> _EXERCISE INSTRUCTIONS_
Copy out the items unchanged, beginning with the very first line and stopping after the line that contains "comment-actions: 158 답글".

> _ENTRIES_
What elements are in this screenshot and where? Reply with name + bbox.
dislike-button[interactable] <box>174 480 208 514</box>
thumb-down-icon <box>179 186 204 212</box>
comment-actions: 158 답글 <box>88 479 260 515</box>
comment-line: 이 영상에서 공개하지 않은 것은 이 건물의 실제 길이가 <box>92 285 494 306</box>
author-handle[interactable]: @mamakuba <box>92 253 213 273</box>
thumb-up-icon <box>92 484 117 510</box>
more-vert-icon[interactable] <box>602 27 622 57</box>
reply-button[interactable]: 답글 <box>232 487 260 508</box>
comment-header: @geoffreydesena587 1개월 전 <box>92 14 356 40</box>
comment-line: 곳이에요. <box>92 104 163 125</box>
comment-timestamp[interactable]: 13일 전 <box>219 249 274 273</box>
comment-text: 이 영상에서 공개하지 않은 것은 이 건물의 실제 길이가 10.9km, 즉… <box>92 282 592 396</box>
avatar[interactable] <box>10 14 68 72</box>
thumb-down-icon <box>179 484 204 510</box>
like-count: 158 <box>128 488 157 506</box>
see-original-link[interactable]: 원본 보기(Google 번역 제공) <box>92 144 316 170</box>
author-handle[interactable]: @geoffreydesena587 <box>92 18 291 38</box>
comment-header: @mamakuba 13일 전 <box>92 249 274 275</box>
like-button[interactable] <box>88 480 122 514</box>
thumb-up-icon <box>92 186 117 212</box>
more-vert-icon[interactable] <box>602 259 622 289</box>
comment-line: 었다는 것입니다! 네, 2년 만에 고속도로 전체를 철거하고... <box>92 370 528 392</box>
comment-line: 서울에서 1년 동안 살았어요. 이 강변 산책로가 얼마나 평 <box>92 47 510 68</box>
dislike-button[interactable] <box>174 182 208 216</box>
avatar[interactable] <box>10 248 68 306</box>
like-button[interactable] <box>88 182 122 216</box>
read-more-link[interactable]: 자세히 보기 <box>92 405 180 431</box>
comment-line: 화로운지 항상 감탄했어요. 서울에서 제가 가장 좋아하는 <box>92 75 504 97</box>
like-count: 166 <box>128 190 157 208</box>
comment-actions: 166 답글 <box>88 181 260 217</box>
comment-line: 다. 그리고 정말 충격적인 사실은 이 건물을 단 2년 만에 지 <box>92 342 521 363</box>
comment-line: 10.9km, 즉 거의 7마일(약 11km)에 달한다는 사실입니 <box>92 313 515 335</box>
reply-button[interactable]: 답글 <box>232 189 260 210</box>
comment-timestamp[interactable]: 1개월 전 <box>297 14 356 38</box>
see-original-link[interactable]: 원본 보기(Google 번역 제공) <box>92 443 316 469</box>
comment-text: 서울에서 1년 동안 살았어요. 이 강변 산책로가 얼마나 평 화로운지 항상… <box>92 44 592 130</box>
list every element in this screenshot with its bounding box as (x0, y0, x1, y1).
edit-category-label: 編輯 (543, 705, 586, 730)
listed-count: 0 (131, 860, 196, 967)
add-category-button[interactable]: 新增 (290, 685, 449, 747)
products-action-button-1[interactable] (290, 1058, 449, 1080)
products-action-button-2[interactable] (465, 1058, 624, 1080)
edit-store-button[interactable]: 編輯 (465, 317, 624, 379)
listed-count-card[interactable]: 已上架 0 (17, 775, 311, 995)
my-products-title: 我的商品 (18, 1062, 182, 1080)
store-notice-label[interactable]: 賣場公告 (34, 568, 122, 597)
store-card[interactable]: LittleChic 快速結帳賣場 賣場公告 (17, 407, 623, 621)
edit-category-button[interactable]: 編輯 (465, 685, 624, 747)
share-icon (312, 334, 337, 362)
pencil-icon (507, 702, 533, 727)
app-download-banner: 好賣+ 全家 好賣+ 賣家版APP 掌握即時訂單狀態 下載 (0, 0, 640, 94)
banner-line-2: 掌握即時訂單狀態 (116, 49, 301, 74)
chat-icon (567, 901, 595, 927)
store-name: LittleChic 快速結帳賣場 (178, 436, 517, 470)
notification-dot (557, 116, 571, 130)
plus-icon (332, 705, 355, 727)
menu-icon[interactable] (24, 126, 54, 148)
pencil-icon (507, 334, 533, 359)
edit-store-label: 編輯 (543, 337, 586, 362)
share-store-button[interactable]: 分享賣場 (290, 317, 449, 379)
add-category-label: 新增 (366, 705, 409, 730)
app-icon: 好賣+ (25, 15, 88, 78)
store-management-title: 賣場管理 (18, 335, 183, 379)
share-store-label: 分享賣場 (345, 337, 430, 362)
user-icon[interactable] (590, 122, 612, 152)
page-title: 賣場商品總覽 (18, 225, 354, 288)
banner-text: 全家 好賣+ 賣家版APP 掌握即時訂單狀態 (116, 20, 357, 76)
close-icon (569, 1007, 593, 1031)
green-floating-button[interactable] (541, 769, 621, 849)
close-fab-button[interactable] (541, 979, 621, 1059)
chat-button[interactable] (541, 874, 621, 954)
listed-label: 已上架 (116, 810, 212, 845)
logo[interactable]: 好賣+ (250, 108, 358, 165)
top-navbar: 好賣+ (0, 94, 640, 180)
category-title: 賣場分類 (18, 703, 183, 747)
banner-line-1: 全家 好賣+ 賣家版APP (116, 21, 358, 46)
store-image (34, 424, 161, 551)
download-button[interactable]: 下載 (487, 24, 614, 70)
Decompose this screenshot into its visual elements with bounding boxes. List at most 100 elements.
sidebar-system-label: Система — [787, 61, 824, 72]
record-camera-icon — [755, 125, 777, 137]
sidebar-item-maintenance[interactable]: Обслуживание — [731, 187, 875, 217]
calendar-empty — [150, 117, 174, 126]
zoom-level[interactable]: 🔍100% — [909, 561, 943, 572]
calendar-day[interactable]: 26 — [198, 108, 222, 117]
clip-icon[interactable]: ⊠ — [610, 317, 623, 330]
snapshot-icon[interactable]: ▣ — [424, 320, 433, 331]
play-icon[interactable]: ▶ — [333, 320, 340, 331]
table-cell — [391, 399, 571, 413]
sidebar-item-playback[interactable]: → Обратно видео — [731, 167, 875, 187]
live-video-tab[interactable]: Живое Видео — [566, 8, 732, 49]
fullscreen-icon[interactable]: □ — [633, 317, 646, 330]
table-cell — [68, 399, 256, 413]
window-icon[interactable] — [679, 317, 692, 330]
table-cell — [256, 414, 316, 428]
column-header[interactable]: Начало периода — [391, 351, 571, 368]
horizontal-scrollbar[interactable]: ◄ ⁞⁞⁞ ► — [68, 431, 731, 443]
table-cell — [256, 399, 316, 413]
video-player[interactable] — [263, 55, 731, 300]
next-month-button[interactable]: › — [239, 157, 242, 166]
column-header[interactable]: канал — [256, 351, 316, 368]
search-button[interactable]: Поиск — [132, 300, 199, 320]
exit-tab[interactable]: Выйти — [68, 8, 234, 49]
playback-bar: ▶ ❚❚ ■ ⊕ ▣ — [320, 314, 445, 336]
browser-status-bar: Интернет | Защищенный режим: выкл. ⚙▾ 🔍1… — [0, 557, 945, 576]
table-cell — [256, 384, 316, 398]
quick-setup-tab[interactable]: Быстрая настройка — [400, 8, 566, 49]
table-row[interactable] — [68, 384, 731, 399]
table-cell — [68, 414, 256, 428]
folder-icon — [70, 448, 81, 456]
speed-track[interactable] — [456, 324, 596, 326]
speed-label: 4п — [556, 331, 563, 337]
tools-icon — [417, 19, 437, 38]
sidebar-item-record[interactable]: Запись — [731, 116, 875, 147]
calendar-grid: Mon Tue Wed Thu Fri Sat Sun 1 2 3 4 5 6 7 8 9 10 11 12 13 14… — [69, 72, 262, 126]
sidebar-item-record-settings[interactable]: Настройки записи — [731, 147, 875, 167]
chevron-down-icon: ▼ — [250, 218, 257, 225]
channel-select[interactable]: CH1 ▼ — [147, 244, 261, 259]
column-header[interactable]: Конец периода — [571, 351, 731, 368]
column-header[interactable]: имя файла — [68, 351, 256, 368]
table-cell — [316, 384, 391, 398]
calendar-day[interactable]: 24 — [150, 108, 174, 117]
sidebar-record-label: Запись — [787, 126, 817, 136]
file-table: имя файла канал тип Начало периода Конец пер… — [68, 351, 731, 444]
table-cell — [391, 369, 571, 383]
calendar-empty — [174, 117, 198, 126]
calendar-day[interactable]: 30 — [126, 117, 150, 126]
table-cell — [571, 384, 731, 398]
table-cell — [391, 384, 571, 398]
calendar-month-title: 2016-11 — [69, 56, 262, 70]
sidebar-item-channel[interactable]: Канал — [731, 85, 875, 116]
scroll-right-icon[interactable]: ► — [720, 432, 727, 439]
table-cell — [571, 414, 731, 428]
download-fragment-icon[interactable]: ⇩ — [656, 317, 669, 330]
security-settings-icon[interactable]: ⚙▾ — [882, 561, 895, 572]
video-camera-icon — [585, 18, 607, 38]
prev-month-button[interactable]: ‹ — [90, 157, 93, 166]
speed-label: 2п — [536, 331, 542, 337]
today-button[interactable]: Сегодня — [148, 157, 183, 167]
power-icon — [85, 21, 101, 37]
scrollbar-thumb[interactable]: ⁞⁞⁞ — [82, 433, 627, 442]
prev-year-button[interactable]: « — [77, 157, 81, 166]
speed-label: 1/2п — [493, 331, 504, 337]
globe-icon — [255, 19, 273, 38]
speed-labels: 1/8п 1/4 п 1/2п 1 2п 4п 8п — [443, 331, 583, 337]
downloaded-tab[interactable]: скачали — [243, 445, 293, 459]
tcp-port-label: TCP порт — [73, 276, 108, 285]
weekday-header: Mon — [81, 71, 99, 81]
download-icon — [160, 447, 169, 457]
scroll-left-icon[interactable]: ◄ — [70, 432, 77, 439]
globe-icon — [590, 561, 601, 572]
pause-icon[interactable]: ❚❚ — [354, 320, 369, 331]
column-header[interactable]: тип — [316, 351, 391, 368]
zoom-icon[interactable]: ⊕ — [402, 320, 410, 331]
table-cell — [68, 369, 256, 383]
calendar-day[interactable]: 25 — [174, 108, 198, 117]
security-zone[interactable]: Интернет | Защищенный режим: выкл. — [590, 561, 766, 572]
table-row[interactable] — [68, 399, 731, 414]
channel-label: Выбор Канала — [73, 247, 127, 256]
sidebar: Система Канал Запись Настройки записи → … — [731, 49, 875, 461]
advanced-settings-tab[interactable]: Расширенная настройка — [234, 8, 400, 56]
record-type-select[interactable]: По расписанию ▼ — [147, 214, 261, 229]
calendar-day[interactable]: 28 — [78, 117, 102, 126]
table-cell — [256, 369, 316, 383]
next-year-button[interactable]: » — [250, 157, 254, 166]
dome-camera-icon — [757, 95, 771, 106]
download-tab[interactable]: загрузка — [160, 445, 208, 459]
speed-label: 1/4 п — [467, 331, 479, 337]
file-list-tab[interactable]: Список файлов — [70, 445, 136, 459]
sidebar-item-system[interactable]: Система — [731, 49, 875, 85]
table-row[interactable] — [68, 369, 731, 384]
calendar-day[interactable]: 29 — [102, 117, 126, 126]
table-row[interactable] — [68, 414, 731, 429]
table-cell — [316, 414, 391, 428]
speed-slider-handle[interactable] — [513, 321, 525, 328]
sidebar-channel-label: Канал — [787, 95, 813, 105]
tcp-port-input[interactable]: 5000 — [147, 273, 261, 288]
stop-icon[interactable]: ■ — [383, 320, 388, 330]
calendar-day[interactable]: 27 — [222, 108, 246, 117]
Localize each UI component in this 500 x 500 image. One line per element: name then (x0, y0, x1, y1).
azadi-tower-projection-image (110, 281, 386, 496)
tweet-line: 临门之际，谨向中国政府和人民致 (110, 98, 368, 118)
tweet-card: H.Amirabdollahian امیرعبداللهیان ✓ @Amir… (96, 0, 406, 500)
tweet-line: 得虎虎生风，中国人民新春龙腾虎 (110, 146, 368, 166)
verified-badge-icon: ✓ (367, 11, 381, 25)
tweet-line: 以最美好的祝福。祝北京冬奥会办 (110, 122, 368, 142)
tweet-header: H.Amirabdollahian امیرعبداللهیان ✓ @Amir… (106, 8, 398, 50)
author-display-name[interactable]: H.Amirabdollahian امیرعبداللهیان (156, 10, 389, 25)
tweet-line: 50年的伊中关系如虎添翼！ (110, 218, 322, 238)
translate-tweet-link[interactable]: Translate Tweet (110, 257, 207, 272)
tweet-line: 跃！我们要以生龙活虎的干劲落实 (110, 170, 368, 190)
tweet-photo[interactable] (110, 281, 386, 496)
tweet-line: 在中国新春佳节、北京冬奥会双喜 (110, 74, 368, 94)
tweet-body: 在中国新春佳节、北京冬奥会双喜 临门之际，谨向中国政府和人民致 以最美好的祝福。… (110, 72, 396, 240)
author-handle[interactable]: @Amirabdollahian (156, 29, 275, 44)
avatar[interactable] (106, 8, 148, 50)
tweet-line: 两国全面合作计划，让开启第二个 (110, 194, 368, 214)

> _FINISHED TASK_
What elements are in this screenshot and where? Reply with name + bbox.
dislike-button[interactable] <box>174 480 208 514</box>
thumb-down-icon <box>179 186 204 212</box>
comment-actions: 158 답글 <box>88 479 260 515</box>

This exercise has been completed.